[Set problem]
Copy out the entries below precisely; nothing is to be omitted.
☆ ☆ ☆
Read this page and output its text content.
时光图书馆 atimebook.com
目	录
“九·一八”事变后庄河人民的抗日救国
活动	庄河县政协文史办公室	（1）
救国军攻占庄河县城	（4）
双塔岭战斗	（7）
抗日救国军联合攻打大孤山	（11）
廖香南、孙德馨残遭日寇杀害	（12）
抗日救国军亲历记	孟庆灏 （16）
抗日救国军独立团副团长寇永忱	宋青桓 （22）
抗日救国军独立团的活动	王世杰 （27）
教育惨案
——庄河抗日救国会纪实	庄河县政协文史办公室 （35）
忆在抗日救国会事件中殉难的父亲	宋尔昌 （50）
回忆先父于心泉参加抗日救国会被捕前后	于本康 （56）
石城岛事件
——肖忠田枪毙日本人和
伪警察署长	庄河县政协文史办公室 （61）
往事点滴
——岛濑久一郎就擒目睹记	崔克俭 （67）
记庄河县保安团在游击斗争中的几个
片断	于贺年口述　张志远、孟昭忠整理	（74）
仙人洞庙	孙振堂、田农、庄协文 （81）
☆ ☆ ☆
[Result of the task]
Read this page and output its text content.
时光图书馆 atimebook.com
目	录
“九·一八”事变后庄河人民的抗日救国
活动	庄河县政协文史办公室	（1）
救国军攻占庄河县城	（4）
双塔岭战斗	（7）
抗日救国军联合攻打大孤山	（11）
廖香南、孙德馨残遭日寇杀害	（12）
抗日救国军亲历记	孟庆灏 （16）
抗日救国军独立团副团长寇永忱	宋青桓 （22）
抗日救国军独立团的活动	王世杰 （27）
教育惨案
——庄河抗日救国会纪实	庄河县政协文史办公室 （35）
忆在抗日救国会事件中殉难的父亲	宋尔昌 （50）
回忆先父于心泉参加抗日救国会被捕前后	于本康 （56）
石城岛事件
——肖忠田枪毙日本人和
伪警察署长	庄河县政协文史办公室 （61）
往事点滴
——岛濑久一郎就擒目睹记	崔克俭 （67）
记庄河县保安团在游击斗争中的几个
片断	于贺年口述　张志远、孟昭忠整理	（74）
仙人洞庙	孙振堂、田农、庄协文 （81）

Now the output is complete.